[Begin]

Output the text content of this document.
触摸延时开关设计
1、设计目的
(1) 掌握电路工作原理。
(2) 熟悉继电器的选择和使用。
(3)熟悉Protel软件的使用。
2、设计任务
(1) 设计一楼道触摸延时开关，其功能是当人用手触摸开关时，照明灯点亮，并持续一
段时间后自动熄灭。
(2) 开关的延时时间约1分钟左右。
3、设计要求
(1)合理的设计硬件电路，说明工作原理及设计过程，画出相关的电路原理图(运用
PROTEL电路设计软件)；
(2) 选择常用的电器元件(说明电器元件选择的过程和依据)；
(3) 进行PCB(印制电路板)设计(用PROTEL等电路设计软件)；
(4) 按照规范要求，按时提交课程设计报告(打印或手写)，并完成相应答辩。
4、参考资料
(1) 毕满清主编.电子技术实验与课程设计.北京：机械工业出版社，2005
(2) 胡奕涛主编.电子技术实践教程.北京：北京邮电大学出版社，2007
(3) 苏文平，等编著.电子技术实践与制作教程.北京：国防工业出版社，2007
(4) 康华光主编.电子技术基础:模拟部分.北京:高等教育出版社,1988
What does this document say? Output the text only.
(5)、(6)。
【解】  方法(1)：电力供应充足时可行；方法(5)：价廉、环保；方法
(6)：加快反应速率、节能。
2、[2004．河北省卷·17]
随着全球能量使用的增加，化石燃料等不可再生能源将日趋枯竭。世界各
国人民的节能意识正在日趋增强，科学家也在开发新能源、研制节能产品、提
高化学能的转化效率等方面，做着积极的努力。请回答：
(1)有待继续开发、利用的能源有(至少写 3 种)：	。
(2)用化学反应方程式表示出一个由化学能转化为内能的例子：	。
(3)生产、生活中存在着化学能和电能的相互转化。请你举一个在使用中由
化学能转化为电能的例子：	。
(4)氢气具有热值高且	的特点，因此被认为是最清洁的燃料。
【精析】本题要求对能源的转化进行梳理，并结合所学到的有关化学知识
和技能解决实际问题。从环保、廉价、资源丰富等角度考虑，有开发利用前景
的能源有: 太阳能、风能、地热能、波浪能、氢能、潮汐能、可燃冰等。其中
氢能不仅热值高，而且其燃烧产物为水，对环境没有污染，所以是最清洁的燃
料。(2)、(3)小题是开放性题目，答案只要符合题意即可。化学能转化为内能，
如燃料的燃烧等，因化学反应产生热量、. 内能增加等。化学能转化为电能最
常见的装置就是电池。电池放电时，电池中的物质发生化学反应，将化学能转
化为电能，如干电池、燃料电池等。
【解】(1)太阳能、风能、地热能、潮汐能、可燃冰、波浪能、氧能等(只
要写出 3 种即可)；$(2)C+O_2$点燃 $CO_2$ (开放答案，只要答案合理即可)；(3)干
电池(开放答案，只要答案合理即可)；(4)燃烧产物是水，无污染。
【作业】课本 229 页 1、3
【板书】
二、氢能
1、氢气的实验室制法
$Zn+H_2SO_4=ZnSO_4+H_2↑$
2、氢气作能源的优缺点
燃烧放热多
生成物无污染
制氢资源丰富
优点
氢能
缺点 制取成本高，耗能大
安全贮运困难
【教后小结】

[End]

### What is needed
Take every line that includes the string "只要答案合理即可" and copy it.

### The response
要写出 3 种即可)；$(2)C+O_2$点燃 $CO_2$ (开放答案，只要答案合理即可)；(3)干
电池(开放答案，只要答案合理即可)；(4)燃烧产物是水，无污染。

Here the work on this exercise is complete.